**Given task**
Count, in the entries below, the lines in which "движений" occurs. Give the number, nothing more.

**Material shown**
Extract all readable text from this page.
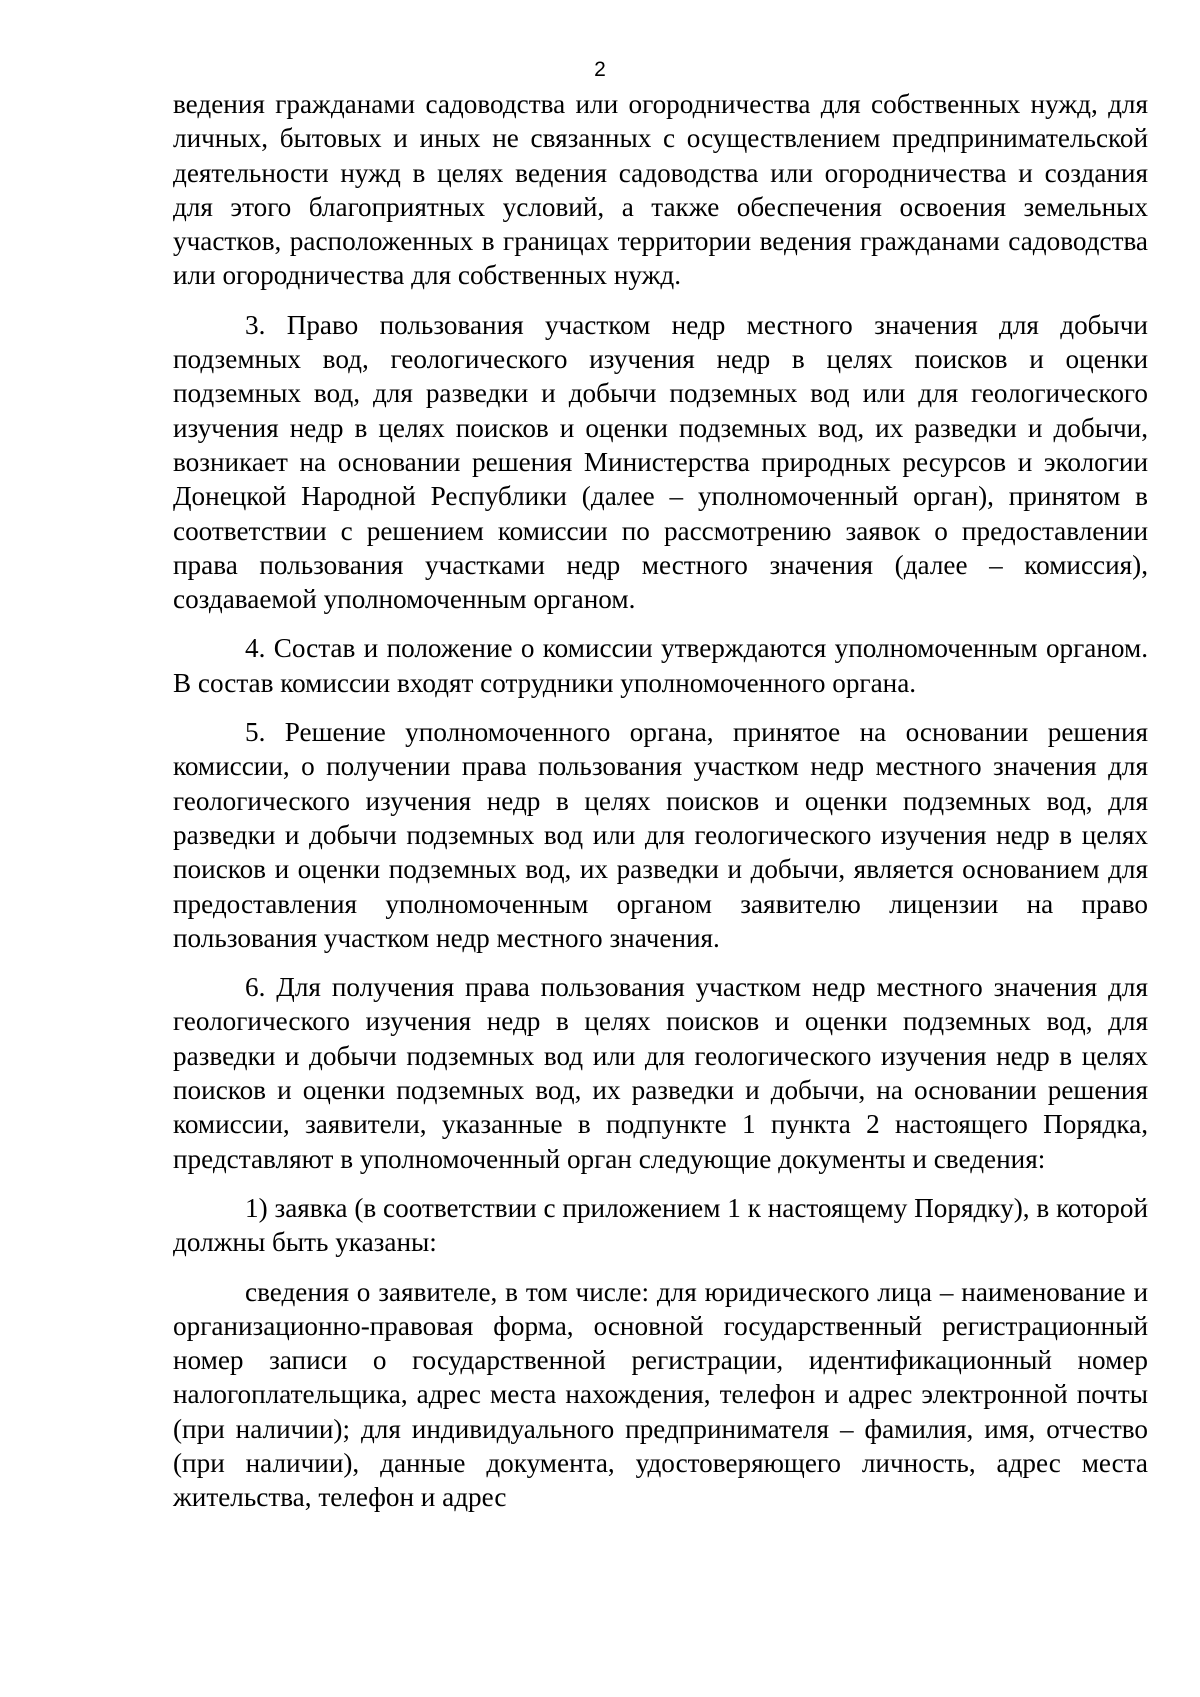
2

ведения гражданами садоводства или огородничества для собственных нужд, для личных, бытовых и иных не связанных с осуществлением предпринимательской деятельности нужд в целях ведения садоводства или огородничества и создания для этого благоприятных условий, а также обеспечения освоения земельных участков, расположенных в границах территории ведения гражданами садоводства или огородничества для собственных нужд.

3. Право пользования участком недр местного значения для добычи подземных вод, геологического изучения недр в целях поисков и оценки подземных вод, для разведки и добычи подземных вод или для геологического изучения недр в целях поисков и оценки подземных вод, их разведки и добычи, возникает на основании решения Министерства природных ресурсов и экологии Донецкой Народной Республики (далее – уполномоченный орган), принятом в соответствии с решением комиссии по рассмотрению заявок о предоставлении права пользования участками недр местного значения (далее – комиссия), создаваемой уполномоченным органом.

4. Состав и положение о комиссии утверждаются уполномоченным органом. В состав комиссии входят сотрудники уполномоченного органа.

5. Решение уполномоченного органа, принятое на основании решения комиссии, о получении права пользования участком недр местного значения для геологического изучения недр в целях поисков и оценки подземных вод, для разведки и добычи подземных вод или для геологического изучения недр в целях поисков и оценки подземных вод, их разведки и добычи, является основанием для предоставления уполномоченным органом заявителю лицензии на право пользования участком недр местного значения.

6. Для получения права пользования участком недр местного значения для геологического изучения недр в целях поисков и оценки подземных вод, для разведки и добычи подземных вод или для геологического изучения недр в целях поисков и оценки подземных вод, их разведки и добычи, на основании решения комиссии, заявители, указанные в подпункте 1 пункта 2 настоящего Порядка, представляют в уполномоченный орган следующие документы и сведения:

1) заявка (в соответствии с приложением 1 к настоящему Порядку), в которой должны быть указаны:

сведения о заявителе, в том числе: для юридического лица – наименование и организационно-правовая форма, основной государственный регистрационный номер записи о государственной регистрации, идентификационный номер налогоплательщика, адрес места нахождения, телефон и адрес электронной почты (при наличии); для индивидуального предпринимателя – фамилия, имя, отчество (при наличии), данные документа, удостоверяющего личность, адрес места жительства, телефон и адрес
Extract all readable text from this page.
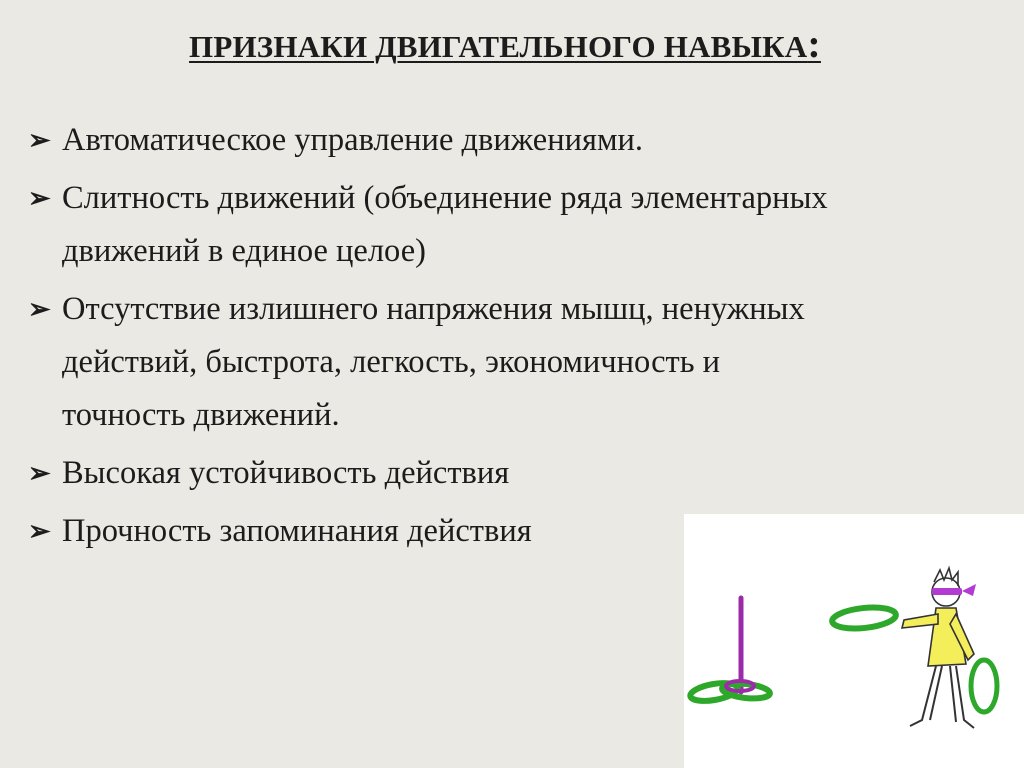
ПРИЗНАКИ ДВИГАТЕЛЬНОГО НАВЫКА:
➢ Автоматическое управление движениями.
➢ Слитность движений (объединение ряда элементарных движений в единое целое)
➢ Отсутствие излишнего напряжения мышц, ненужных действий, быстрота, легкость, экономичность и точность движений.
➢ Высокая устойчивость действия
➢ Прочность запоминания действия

**Answer for this exercise**
2